> **Problem requirements**: Copy each line holding the string "Views".

> **Collected data**:
----------------
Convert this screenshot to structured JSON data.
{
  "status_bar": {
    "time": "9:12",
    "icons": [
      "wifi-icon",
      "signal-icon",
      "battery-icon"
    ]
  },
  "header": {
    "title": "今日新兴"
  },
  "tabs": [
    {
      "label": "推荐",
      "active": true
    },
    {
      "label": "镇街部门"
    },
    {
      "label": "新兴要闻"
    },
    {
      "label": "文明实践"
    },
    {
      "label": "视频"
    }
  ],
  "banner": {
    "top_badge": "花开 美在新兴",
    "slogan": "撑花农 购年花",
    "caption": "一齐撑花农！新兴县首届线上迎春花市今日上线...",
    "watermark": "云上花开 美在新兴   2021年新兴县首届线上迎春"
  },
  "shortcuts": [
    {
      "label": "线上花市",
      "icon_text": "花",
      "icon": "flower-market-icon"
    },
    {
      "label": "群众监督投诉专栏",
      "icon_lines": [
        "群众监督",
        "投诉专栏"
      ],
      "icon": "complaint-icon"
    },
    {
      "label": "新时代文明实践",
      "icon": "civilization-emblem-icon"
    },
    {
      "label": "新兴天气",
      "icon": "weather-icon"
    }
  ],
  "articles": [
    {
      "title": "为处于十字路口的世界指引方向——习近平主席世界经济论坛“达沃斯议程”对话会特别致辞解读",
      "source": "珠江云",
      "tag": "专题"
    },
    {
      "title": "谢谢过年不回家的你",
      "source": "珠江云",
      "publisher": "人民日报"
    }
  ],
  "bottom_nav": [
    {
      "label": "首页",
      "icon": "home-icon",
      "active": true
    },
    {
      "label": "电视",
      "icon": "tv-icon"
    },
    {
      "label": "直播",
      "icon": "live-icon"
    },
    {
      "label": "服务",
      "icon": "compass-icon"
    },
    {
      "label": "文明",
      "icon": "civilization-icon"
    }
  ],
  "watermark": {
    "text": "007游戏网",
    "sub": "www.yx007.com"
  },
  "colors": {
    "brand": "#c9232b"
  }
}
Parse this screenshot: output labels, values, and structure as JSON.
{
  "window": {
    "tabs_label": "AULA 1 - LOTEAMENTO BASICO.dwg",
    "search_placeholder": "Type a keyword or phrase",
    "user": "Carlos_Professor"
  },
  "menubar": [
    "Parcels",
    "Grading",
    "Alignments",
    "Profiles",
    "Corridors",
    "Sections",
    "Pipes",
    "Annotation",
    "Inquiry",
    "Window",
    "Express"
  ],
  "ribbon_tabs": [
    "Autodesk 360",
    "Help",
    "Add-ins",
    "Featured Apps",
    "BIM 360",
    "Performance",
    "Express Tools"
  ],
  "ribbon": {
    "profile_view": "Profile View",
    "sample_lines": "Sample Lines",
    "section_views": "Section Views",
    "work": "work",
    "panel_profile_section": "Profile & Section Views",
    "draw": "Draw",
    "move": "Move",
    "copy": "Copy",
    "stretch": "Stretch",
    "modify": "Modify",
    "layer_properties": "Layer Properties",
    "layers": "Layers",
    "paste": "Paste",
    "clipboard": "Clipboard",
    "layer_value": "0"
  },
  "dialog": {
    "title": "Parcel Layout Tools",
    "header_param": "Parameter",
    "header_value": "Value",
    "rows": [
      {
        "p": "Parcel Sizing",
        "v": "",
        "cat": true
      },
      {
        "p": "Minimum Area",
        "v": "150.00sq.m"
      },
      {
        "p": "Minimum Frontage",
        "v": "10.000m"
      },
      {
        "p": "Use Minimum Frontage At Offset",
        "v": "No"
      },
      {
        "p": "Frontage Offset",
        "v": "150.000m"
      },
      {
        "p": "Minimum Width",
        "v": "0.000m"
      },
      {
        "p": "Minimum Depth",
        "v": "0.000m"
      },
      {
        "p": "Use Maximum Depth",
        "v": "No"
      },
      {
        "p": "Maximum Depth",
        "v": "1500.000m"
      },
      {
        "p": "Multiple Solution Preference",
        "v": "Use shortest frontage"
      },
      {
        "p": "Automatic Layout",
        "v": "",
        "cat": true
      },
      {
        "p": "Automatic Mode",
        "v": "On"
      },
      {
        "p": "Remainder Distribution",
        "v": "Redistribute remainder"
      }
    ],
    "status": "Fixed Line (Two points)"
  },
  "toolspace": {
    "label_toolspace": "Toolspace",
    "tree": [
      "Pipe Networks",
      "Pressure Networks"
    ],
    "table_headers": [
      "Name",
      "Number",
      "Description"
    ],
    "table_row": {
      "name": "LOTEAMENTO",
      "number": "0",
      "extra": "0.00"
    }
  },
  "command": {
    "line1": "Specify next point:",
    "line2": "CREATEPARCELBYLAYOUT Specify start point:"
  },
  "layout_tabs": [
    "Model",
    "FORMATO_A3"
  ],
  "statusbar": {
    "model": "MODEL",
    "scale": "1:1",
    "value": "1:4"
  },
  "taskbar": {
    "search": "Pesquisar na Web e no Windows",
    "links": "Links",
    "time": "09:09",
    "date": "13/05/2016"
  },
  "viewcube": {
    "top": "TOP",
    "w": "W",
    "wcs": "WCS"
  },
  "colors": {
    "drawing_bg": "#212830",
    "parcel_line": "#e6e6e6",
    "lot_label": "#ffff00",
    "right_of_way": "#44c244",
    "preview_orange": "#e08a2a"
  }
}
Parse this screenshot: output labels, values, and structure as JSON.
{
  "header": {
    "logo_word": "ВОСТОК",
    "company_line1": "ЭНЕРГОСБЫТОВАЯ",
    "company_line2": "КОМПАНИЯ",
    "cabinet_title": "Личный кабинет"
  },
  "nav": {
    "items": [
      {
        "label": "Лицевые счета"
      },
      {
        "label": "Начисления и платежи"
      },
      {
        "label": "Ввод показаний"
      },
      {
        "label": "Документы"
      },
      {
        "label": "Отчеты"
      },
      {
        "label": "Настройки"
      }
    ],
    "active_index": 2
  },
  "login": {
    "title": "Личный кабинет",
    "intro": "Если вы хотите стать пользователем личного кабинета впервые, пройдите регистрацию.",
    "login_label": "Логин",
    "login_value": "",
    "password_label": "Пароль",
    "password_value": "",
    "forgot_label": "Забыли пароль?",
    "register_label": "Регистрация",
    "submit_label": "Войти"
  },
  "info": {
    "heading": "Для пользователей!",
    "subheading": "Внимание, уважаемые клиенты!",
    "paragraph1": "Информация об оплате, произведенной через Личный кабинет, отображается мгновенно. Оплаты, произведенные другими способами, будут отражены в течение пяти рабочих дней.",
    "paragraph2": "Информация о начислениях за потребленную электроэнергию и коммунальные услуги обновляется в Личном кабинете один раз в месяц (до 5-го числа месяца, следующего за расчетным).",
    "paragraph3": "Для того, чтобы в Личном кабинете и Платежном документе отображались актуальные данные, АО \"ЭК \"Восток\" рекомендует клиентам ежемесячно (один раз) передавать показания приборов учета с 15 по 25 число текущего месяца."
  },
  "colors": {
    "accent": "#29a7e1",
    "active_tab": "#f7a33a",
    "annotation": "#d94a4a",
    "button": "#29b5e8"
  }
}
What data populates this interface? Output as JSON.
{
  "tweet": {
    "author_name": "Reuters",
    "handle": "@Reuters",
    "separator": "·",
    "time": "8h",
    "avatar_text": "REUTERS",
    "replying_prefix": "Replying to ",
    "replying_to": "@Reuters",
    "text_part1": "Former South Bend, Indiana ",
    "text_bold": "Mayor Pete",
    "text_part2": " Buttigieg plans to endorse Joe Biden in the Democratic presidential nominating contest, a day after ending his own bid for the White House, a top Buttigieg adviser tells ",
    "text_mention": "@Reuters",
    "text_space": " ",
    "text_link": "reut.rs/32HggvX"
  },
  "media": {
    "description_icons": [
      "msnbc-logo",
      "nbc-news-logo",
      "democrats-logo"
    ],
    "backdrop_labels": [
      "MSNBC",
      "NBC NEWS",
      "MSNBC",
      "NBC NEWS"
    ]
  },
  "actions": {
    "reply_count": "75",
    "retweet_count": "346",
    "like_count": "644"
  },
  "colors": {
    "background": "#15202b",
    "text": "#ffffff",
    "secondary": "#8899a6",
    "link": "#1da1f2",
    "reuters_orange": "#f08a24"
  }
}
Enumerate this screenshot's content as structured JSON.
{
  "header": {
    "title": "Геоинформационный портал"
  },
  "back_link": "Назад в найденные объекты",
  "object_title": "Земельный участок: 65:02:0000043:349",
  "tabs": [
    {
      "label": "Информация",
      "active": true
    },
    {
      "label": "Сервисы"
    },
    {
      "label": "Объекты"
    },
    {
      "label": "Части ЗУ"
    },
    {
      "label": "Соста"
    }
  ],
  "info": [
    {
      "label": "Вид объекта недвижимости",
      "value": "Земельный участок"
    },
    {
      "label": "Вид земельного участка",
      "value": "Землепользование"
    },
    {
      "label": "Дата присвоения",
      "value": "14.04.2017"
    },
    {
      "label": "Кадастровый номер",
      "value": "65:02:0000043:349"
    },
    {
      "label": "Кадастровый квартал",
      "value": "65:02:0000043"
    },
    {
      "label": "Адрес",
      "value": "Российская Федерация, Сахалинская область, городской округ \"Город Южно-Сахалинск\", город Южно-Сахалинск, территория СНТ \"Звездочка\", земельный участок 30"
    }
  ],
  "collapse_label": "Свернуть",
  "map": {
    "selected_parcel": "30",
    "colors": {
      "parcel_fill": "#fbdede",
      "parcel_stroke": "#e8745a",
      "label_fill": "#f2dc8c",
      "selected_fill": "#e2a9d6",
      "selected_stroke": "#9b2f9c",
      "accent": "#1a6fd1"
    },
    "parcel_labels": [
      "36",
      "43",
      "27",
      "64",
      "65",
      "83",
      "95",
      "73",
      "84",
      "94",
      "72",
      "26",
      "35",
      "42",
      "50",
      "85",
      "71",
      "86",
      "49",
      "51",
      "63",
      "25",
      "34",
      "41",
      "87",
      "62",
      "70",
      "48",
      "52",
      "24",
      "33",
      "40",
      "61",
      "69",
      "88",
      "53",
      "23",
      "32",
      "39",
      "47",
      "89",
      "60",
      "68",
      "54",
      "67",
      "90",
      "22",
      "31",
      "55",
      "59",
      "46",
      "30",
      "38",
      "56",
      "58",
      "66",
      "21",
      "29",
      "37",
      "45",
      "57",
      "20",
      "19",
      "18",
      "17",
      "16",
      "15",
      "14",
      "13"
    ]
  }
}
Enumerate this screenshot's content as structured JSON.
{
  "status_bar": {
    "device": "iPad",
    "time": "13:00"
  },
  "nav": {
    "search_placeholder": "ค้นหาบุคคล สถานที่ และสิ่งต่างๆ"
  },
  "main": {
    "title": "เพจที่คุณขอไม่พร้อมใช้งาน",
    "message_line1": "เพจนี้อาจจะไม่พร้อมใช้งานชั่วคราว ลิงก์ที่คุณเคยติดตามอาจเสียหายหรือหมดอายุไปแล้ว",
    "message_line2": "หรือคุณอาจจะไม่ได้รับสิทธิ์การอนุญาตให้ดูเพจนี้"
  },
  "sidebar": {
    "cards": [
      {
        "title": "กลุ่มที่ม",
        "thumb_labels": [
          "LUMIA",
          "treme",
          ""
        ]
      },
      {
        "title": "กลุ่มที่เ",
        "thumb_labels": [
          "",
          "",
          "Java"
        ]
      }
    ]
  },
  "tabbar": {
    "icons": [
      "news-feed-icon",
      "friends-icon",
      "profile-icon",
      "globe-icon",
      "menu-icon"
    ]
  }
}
----------------
> **Answer to the problem**:
    "section_views": "Section Views",
    "panel_profile_section": "Profile & Section Views",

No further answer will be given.